Go through the listing below and gather every line with the word "this".
━━ Input material ━━
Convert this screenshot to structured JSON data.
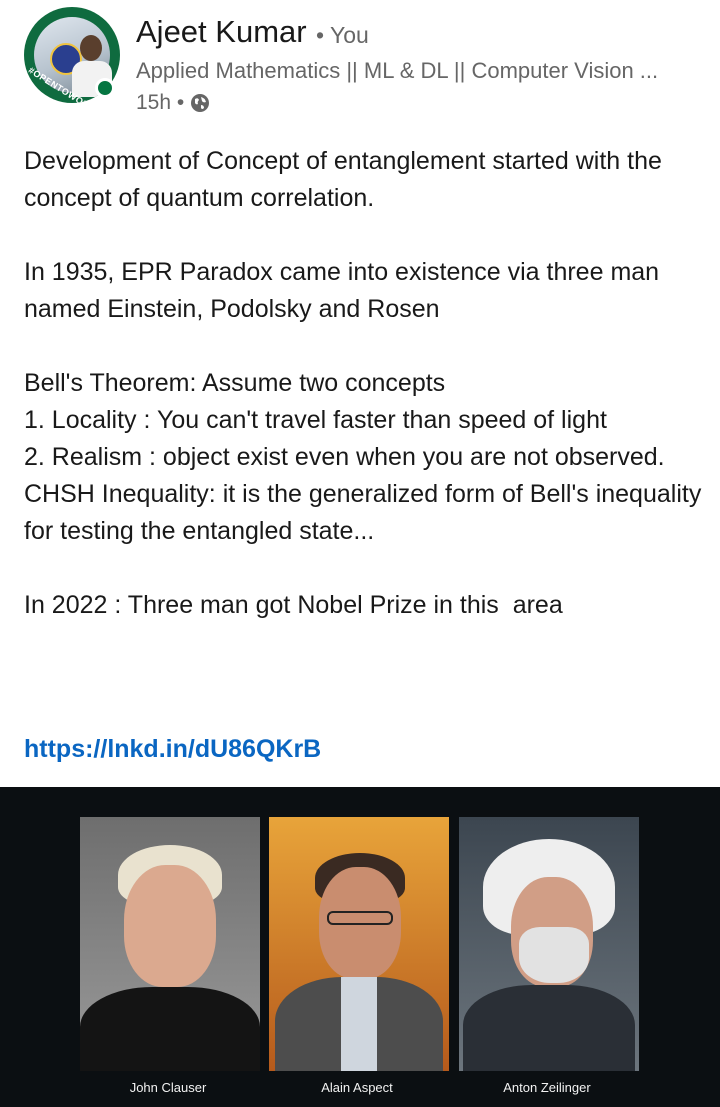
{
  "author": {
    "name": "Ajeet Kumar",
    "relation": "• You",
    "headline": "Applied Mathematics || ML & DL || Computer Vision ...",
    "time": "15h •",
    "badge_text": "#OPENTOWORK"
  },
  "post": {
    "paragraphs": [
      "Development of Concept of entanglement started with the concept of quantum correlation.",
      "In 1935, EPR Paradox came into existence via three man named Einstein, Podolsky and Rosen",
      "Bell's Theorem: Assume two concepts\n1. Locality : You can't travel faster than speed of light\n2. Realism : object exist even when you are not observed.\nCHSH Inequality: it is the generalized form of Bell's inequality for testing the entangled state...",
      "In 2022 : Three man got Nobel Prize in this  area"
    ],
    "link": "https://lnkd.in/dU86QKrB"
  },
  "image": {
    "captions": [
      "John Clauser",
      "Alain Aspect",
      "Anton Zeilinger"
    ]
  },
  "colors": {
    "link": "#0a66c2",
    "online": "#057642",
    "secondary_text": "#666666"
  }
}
━━━
• Written response
Convert this screenshot to structured JSON data.
      "In 2022 : Three man got Nobel Prize in this  area"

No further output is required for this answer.